DIRECTIVE
How many lines of these entries include the string "Dependiendo"? State the number alone.

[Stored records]
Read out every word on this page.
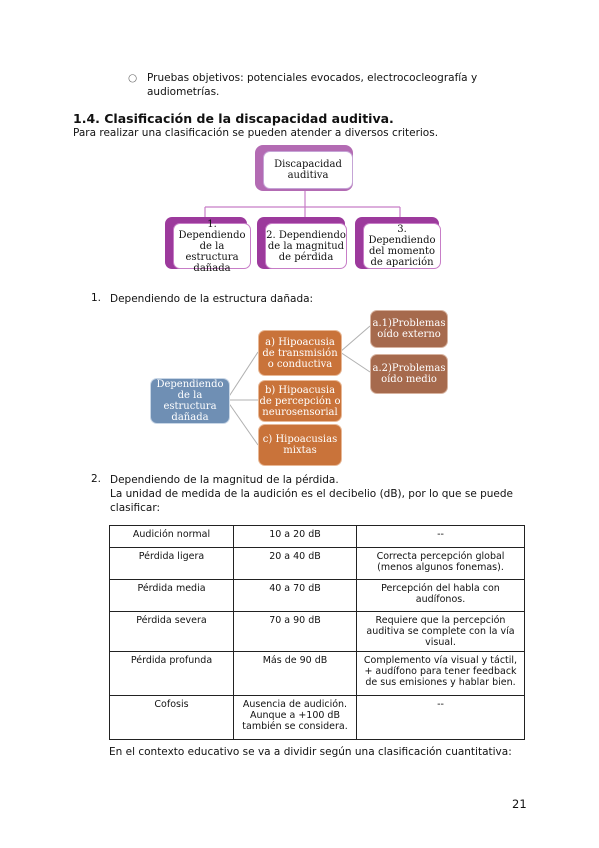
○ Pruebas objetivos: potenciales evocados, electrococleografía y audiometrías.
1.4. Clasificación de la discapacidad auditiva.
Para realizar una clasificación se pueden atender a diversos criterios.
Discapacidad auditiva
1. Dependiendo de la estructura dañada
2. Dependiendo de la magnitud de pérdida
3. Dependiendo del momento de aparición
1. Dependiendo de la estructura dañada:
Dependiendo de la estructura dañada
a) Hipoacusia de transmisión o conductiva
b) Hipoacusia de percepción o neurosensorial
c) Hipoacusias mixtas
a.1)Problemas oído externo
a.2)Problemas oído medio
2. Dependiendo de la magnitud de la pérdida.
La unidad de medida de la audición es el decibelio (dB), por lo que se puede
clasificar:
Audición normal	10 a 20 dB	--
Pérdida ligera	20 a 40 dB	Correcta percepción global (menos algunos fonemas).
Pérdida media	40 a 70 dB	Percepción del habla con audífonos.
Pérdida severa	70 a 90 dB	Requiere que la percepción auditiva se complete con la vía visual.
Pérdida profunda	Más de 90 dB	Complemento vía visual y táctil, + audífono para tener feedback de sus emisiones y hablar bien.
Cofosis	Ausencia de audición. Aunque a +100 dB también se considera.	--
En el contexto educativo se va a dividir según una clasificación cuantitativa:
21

--

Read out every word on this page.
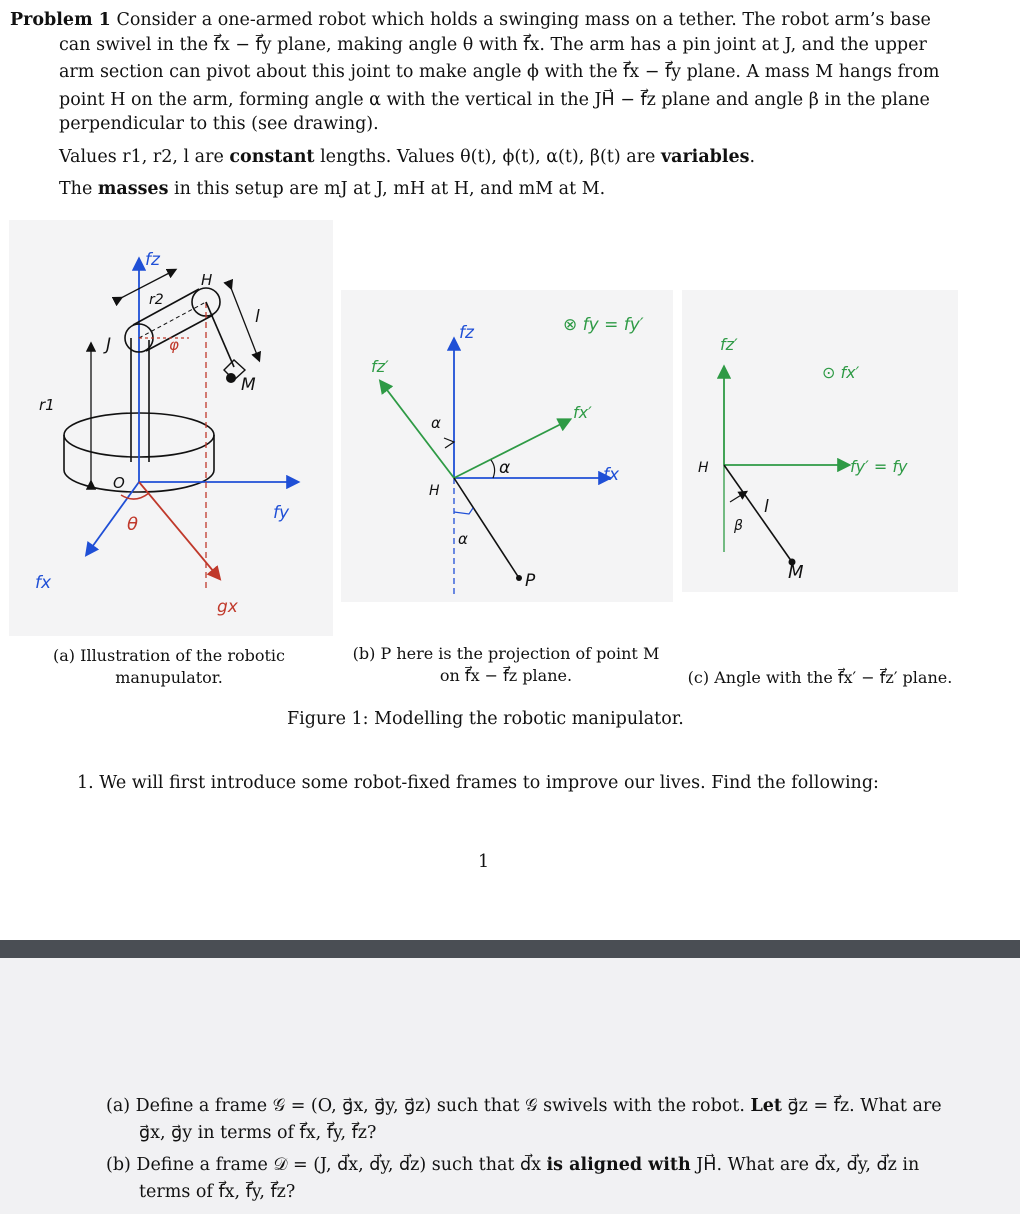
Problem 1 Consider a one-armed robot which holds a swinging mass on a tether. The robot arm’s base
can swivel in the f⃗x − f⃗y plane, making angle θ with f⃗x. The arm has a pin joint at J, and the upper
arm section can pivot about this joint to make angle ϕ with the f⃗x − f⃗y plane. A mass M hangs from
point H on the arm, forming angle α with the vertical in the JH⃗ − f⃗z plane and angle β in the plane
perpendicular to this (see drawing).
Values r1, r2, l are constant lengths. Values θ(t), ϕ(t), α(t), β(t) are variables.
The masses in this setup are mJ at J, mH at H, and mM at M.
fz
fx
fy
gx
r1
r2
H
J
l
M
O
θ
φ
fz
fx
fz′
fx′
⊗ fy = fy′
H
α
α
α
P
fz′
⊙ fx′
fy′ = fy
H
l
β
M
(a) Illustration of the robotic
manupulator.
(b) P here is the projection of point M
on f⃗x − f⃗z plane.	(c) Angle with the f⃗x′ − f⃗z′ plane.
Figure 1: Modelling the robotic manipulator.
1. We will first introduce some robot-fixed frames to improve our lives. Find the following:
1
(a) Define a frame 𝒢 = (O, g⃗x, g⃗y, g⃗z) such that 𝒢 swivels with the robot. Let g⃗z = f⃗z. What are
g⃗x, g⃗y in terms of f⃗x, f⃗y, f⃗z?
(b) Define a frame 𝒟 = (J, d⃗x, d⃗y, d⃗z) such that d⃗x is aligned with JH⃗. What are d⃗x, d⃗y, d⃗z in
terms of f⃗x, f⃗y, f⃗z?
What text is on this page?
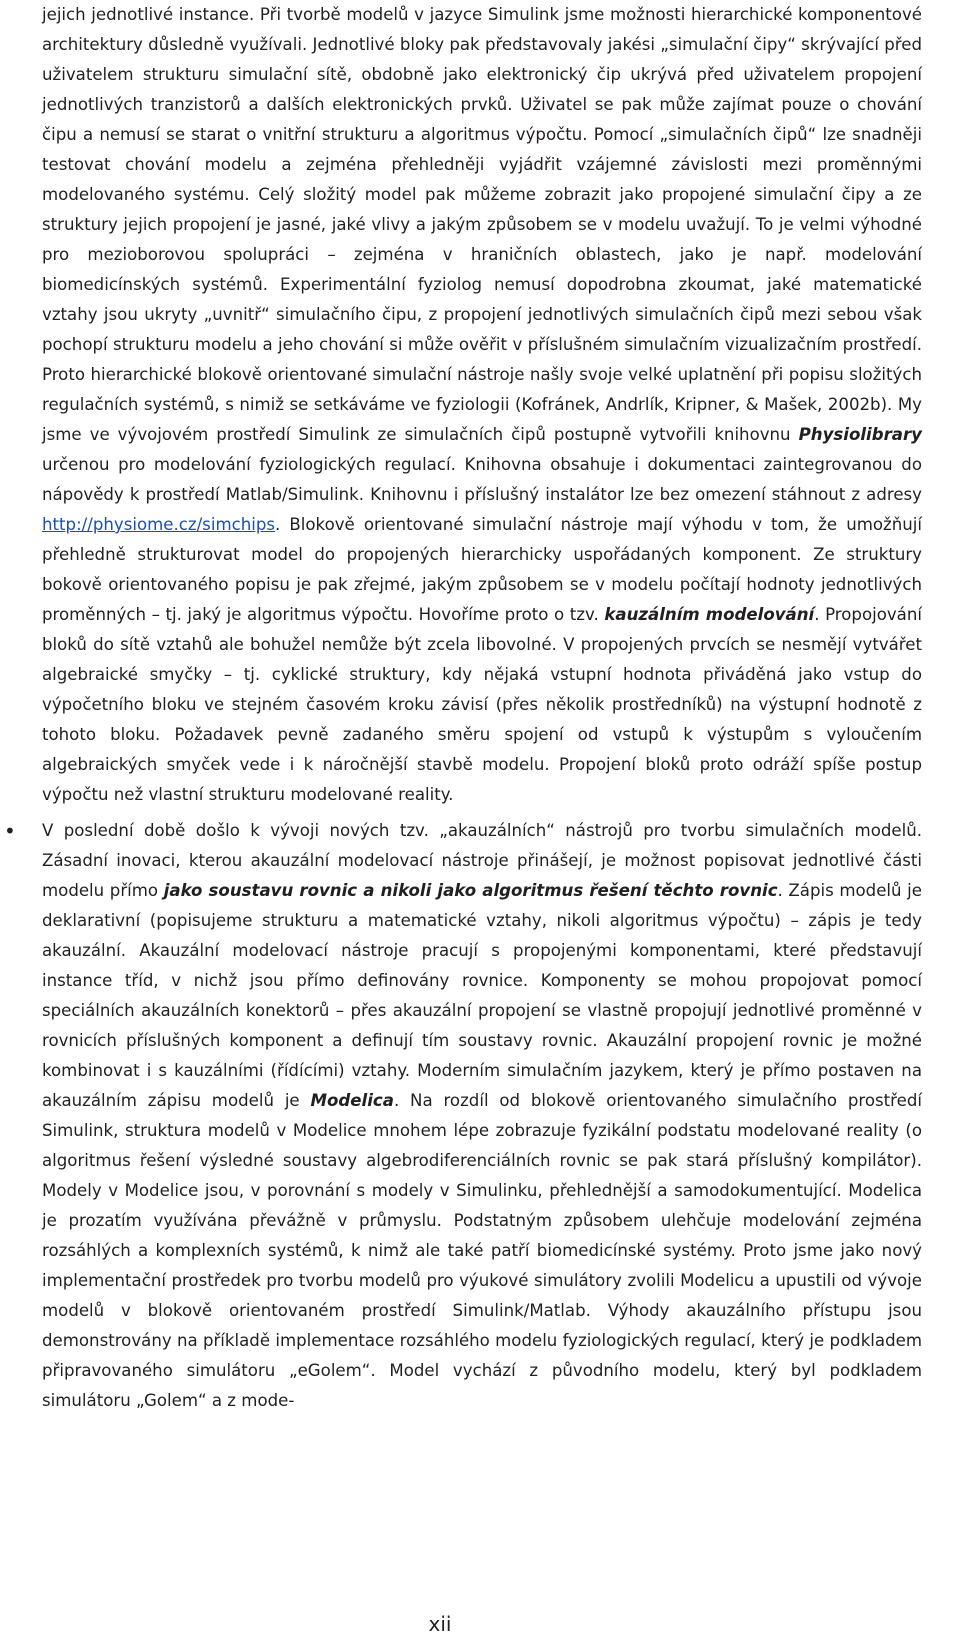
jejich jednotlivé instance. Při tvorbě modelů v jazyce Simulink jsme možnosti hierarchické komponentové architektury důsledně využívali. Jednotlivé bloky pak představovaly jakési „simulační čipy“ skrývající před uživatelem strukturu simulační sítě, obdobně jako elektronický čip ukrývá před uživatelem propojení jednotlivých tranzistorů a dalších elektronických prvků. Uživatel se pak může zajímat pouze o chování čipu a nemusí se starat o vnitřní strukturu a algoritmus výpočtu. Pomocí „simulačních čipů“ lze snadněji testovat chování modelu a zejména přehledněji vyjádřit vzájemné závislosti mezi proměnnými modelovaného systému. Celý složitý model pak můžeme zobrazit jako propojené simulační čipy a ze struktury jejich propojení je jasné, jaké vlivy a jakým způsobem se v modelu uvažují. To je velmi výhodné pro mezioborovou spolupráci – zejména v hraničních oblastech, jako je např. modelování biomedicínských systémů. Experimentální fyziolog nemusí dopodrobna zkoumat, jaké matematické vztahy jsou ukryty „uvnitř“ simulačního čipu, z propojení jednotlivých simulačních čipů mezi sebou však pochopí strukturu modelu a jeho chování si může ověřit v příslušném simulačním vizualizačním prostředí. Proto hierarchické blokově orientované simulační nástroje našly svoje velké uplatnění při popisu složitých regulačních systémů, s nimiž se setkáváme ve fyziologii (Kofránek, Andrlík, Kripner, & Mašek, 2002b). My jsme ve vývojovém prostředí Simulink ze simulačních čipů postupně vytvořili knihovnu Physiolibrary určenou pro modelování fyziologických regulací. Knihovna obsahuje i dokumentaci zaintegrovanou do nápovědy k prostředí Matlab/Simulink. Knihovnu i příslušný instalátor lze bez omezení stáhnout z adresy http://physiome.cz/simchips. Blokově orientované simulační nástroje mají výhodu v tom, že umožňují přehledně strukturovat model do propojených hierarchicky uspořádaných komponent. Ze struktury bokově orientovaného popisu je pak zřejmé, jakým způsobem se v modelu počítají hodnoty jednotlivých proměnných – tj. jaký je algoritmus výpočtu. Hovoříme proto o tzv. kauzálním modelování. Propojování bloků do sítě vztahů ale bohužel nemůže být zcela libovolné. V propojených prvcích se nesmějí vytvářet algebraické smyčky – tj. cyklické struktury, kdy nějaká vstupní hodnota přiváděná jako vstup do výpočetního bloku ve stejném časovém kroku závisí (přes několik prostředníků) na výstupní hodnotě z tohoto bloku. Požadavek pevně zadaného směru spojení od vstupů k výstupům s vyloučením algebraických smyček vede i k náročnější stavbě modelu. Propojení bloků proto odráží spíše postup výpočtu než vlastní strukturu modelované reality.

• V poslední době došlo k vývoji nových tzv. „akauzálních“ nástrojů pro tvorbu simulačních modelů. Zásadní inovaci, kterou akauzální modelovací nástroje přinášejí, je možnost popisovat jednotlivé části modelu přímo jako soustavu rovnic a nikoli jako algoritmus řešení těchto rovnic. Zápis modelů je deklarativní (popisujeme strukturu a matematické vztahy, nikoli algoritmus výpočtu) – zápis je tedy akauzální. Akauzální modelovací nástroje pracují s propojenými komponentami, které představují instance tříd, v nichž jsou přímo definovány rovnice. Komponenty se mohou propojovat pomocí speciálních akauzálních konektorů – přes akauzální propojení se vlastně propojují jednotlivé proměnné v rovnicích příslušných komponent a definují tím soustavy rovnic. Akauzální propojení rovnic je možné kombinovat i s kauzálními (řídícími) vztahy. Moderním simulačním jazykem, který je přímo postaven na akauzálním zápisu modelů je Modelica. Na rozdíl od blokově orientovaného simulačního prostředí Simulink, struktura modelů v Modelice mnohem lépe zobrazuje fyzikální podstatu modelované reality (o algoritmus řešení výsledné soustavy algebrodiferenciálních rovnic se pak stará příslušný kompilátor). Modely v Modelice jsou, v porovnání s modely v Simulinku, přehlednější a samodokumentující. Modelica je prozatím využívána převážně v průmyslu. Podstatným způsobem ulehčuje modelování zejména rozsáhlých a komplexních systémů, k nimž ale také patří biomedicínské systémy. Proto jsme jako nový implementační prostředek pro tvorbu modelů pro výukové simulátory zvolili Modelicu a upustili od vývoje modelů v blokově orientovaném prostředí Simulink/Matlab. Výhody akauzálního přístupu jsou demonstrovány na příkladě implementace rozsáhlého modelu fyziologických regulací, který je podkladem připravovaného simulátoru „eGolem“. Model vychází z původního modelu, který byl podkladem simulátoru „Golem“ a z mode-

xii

THE REPLY
6